◆ What the exercise asks
Work through the entries below and show every line in which "virus" is found.
***** The records
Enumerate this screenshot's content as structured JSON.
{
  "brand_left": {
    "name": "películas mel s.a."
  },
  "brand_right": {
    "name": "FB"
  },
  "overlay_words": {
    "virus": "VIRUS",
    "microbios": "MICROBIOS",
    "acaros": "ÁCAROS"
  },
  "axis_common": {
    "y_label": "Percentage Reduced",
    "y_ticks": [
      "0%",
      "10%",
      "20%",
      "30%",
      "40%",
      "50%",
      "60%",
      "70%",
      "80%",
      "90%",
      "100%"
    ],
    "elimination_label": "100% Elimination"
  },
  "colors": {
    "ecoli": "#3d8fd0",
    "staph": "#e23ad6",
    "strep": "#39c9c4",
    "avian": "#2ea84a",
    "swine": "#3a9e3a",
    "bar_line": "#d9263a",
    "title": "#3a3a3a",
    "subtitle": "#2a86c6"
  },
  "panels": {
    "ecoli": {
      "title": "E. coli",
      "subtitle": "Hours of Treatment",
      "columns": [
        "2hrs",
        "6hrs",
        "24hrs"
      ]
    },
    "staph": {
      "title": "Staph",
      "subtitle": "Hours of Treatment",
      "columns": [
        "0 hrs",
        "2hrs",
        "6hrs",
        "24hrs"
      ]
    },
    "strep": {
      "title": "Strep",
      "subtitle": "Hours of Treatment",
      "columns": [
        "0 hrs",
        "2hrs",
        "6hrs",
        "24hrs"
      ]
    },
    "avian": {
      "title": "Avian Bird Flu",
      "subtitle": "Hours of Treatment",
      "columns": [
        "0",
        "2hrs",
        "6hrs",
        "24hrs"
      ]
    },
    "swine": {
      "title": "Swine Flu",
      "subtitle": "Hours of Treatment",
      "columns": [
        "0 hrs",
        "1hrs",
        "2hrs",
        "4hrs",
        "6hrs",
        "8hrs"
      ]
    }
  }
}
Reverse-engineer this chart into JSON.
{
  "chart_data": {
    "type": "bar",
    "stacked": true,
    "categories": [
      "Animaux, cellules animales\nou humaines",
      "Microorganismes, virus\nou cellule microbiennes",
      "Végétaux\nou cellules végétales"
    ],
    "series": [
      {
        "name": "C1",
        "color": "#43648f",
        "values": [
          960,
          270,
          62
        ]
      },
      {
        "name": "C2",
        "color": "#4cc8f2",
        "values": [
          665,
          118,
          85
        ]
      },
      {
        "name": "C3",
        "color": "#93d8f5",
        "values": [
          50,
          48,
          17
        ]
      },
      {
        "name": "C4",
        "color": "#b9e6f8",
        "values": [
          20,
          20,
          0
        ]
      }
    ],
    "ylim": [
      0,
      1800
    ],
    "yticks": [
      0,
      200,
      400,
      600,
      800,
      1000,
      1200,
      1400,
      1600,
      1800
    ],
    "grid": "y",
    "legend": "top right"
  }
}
**********
◆ Expected output
    "virus": "VIRUS",
      "Microorganismes, virus\nou cellule microbiennes",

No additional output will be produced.